* start Document extract *
- Directed by: Taner Akvardar
- Starring: Emrah Ozlem Conker Engin Şenkan Mustafa Avkıran
- Country of origin: Turkey
- No. of episodes: 90

Production
- Running time: approximately 58 minutes

Original release
- Network: Kanal D
- Release: September 12, 2002 – December 24, 2004

= Kınalı Kar =

Turkish series

Kınalı Kar is a miniseries portraying the love stories of several people in the fictional Turkish village of Kınalı Kar, most notably Ali and Nazar.

==Overview==
Kınalı Kar was a miniseries filmed in Bursa, Turkey from 2002 to 2004. Directed by Taner Akvardar , Kınalı Kar was a romantic drama about the young teacher Ali from the big city (played by Emrah) whose teaching assignment is given to him in a remote village in Turkey. While it takes some time for Ali to adjust to the village life, he quickly makes some friends. During the early stages of the series, he sees a young girl in the village named Nazar (played by Ozlem Conker), who falls in love with him.

==Side Plots==

===The Four Sisters===

Nazar, Sumru, Fadik, and Pinar are the four children of Halil Bey and Sureyya Hanim. Nazar is the oldest and the role model. She is the ambassador of the family and the most mature of the girls. Sumru is the next oldest - she is jealous of all the attention that Nazar gets and can't wait for her to get married so she can marry. (In Kinali Kar tradition, marriage rights take precedence with age. The oldest girl marries first, and if she doesn't marry, none of her siblings can marry.) Fadik is the third oldest. She is the funny, quirky, immature, and innocent daughter. She doesn't have any agendas with anybody except Demir. She is madly in love with Demir. Last, but not least, there is Pinar, the youngest daughter. She is the most educated of the daughters and the most mature, next to Nazar. She eventually takes over Ali Ogretmen's post as the village teacher after he dies.
* end Document extract *
* start Data lines *
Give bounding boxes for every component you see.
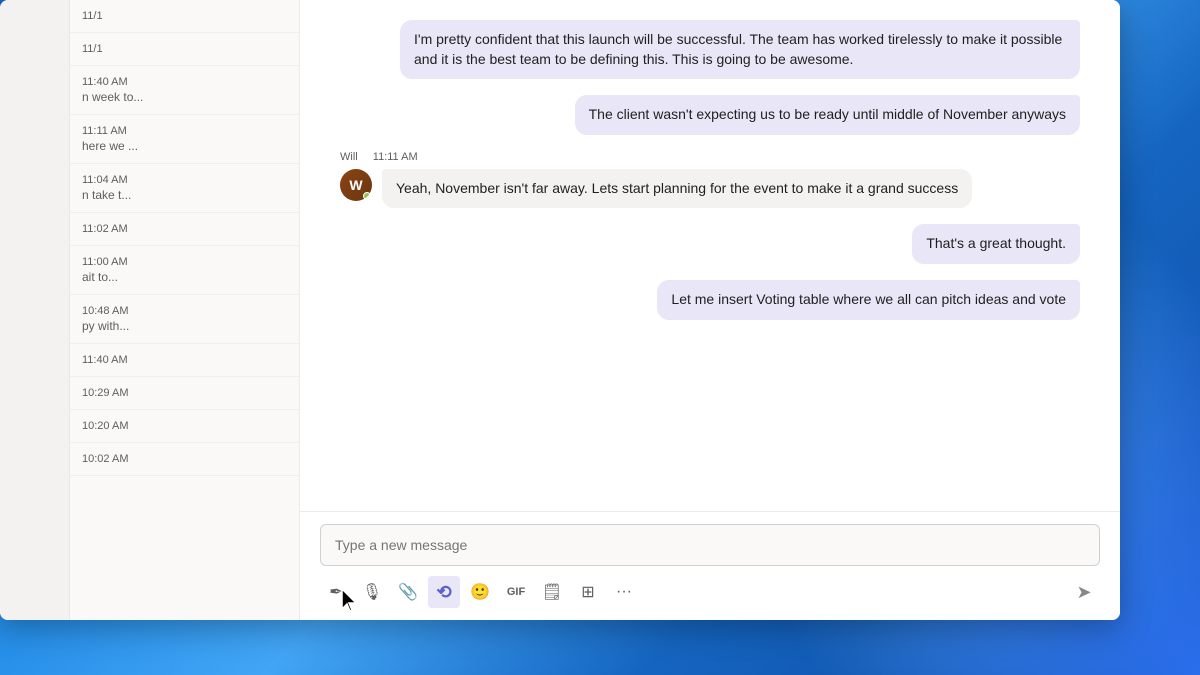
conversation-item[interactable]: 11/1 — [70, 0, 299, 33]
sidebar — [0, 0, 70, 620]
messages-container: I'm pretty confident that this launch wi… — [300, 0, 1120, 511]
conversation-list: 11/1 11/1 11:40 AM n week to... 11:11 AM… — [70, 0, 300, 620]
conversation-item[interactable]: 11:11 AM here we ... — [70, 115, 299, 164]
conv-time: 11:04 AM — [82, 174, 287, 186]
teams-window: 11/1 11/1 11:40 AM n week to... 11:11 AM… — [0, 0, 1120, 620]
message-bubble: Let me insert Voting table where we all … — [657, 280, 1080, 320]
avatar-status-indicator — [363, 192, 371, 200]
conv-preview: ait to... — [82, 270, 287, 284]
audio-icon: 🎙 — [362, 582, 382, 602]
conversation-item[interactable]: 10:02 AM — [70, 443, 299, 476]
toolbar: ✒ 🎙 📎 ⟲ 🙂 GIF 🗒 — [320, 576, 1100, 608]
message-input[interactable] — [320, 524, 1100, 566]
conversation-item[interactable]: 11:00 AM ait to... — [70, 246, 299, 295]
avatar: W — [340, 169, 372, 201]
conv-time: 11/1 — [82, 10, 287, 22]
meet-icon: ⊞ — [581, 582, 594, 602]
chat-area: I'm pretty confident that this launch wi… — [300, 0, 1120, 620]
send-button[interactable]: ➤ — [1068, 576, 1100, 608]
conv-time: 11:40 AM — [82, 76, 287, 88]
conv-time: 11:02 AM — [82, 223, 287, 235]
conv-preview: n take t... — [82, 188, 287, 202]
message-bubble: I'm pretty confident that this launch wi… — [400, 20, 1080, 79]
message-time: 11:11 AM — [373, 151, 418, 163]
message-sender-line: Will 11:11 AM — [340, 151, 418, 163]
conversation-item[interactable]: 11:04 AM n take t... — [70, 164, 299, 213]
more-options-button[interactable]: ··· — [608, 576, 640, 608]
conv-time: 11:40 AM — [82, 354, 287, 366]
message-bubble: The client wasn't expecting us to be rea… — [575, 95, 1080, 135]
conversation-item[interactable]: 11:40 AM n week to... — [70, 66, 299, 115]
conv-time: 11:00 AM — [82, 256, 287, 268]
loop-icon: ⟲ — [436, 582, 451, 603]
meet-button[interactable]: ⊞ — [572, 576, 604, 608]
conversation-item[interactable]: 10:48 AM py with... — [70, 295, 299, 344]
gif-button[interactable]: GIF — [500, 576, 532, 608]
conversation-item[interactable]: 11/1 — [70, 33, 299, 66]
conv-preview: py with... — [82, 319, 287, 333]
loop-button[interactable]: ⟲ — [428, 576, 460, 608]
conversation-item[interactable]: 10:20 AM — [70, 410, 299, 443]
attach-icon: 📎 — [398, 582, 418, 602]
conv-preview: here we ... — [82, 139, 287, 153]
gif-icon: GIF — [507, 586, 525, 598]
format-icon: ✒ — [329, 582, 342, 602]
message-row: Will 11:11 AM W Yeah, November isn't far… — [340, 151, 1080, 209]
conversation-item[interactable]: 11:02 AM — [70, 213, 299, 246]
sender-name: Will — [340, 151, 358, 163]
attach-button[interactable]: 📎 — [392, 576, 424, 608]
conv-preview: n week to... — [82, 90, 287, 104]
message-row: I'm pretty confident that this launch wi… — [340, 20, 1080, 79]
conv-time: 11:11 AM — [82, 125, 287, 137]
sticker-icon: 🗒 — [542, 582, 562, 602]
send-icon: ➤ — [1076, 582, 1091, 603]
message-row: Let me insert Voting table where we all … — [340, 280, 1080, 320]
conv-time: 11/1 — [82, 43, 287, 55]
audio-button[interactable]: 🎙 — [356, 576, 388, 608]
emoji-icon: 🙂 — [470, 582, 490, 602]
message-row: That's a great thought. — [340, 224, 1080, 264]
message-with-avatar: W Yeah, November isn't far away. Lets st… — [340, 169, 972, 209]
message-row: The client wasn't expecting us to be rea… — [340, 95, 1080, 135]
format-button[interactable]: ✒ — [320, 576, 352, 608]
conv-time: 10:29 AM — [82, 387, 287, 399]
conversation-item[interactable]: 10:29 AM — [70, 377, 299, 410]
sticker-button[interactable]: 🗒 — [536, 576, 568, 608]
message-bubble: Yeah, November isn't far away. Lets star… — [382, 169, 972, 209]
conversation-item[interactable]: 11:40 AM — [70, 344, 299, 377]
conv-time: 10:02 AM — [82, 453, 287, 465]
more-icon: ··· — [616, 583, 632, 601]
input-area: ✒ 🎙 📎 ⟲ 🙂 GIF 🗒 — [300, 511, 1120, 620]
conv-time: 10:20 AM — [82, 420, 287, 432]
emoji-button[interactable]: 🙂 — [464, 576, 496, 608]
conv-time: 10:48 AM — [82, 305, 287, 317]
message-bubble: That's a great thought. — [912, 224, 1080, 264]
* end Data lines *
* start Data lines *
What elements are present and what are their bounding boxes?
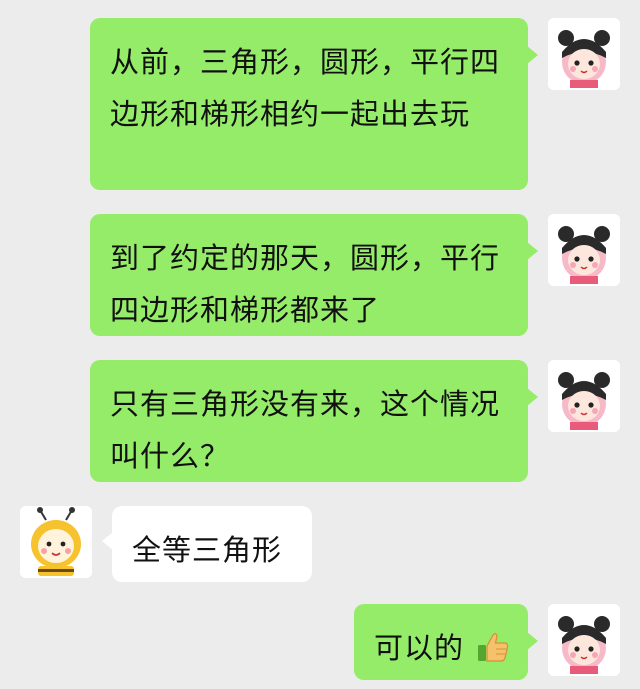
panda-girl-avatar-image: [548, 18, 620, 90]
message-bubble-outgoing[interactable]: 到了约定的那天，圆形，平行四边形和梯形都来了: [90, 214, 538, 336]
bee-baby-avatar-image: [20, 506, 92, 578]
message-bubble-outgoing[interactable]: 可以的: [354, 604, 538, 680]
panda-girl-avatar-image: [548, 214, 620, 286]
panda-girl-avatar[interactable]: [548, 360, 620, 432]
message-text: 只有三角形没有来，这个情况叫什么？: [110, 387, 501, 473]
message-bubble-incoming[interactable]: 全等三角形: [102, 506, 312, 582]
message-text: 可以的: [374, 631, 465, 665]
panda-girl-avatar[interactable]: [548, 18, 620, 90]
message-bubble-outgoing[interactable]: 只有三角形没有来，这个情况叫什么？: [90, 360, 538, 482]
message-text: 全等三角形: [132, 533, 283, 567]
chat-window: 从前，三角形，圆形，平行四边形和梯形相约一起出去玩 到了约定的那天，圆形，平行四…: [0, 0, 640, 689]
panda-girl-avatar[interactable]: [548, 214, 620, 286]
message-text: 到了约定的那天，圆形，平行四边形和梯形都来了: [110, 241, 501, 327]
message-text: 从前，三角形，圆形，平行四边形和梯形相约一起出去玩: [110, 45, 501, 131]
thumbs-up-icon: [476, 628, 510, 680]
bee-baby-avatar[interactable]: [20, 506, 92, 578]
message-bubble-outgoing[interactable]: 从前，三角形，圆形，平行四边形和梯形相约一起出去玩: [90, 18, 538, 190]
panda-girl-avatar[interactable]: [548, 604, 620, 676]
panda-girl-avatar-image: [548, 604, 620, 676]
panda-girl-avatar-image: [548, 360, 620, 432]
* end Data lines *
→ Work instructions
1. Translate this sentence from the Kınalı Kar series summary into Spanish: "Nazar is the oldest and the role model."
2. Reproduce the part of the Kınalı Kar series summary starting with "Turkish series" and going on through "love with him.".
The lines above have no connection to the Kınalı Kar series summary.

→ Exercise answers
1. Nazar es la mayor y el modelo a seguir.

2.
Turkish series

Kınalı Kar is a miniseries portraying the love stories of several people in the fictional Turkish village of Kınalı Kar, most notably Ali and Nazar.

==Overview==
Kınalı Kar was a miniseries filmed in Bursa, Turkey from 2002 to 2004. Directed by Taner Akvardar , Kınalı Kar was a romantic drama about the young teacher Ali from the big city (played by Emrah) whose teaching assignment is given to him in a remote village in Turkey. While it takes some time for Ali to adjust to the village life, he quickly makes some friends. During the early stages of the series, he sees a young girl in the village named Nazar (played by Ozlem Conker), who falls in love with him.